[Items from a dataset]

..........

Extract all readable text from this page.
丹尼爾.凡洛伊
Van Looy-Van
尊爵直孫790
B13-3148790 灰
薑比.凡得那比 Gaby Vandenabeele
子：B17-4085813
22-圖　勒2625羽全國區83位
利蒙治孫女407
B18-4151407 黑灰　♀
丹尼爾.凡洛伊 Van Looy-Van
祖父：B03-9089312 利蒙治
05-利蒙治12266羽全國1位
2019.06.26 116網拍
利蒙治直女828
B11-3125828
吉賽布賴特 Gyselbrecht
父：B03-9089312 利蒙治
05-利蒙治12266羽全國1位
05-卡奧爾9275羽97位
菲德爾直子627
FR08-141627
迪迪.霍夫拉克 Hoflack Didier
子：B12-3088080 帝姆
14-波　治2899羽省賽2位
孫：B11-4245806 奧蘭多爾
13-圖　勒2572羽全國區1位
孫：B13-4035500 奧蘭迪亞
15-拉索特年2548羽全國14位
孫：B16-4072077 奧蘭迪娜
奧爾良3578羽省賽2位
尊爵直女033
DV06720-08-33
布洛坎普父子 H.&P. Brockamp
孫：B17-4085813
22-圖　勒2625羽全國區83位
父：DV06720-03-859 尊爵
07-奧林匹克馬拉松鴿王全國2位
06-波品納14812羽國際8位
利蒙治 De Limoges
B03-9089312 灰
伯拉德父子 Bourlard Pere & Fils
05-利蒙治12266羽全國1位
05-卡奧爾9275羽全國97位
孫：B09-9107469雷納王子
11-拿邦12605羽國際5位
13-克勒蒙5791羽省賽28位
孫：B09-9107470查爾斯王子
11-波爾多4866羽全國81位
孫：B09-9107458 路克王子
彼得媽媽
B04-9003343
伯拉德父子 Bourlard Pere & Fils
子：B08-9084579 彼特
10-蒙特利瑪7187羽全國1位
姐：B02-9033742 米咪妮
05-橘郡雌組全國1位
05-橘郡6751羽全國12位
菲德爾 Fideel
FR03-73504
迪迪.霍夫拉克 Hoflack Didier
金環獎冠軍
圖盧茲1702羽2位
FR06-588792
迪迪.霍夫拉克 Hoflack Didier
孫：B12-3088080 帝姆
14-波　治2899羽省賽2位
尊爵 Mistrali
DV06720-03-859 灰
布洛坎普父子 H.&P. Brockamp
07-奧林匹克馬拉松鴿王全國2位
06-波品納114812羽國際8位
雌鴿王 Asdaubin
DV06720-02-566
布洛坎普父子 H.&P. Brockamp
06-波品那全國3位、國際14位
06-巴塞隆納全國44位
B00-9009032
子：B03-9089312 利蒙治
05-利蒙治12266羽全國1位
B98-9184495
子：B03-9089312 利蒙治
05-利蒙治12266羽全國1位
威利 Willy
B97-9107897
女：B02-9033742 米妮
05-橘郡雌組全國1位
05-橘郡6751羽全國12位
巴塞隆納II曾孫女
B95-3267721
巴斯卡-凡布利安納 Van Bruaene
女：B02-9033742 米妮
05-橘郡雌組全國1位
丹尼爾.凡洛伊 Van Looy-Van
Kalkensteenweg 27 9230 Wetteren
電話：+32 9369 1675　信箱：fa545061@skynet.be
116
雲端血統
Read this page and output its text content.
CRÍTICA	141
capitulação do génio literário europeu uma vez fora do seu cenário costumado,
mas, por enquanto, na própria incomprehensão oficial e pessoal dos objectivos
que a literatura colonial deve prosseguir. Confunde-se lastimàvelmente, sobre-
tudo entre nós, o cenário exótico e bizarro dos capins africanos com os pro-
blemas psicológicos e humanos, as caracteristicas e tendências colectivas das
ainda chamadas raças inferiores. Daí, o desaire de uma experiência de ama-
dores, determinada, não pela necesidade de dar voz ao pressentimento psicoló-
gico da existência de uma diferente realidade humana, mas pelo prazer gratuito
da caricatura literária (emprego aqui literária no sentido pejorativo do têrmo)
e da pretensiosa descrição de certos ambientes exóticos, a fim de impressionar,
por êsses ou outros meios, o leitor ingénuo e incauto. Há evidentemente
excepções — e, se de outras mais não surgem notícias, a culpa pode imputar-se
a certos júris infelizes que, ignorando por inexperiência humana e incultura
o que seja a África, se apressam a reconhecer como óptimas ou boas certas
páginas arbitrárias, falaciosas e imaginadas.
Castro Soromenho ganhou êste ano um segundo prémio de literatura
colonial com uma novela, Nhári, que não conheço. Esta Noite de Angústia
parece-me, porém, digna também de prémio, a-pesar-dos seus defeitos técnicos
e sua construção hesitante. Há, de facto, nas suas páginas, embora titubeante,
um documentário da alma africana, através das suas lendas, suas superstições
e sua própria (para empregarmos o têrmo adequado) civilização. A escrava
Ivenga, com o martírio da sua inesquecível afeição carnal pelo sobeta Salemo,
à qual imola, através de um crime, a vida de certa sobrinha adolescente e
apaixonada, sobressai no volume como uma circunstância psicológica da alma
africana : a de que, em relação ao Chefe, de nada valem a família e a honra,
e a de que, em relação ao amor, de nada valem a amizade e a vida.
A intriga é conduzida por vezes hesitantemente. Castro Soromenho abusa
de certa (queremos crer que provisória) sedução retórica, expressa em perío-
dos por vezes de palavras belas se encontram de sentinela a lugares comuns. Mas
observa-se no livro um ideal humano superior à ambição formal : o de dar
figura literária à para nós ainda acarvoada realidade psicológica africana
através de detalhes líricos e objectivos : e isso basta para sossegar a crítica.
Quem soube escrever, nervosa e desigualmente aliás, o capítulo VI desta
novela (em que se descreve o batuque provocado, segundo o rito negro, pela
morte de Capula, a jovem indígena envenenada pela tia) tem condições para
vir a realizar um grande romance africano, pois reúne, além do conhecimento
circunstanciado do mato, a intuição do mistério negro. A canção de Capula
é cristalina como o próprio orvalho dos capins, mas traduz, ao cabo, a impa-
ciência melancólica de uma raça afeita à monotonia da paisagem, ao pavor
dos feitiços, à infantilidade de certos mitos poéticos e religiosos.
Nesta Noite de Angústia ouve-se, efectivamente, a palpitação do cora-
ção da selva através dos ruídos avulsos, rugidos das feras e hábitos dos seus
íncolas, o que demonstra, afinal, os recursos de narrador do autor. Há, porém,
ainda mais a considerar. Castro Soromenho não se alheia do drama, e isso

..........

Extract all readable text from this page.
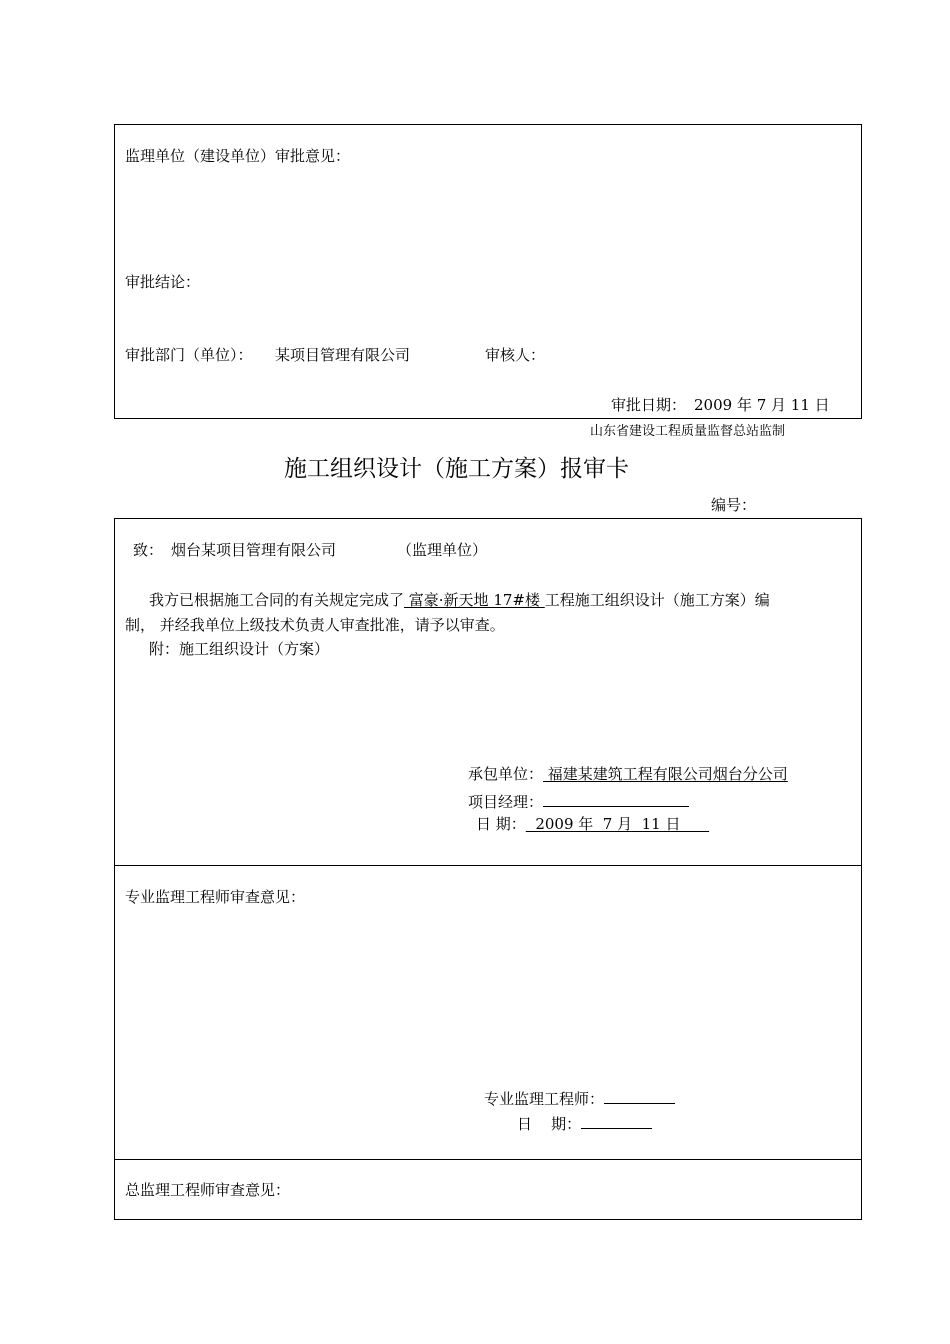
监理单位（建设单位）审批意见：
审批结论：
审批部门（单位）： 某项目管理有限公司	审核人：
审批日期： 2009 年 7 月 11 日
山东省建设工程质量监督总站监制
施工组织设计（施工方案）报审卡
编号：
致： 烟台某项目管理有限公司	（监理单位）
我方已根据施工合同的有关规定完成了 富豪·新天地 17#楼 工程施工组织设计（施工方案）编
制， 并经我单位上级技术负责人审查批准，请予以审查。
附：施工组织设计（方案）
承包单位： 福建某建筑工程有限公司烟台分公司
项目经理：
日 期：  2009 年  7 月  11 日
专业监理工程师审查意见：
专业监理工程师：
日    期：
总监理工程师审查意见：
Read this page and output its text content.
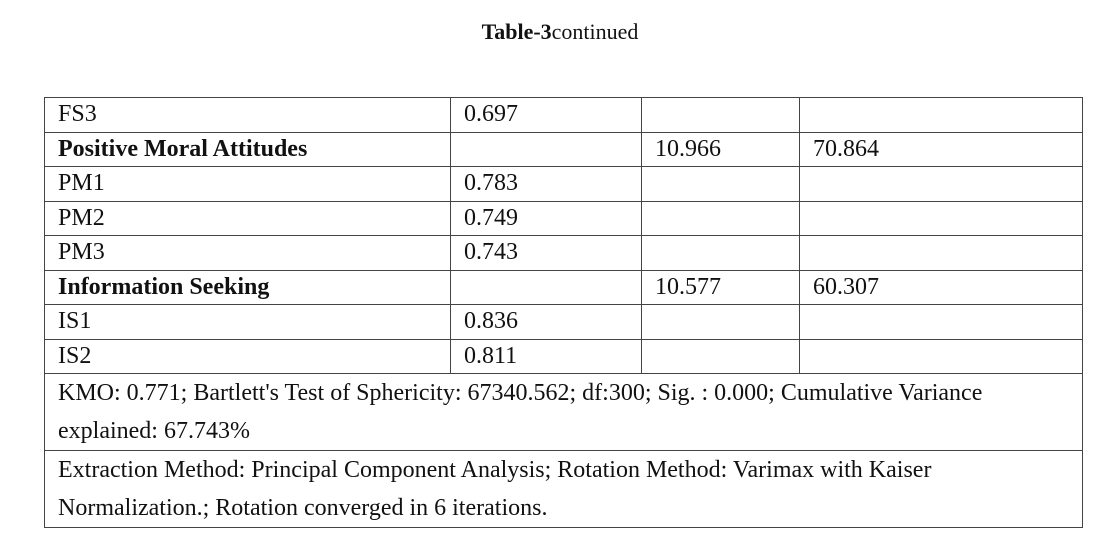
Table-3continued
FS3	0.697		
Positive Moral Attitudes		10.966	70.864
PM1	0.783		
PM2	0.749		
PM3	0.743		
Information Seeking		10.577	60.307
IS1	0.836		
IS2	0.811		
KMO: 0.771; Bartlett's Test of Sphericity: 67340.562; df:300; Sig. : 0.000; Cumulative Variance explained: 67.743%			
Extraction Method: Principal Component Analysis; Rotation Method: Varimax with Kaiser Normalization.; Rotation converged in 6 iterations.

..........

# [WORK REQUIRED]
Count every line of the records that holds "páginas". State the number, nothing else.

# [COMPLETED TASK]
2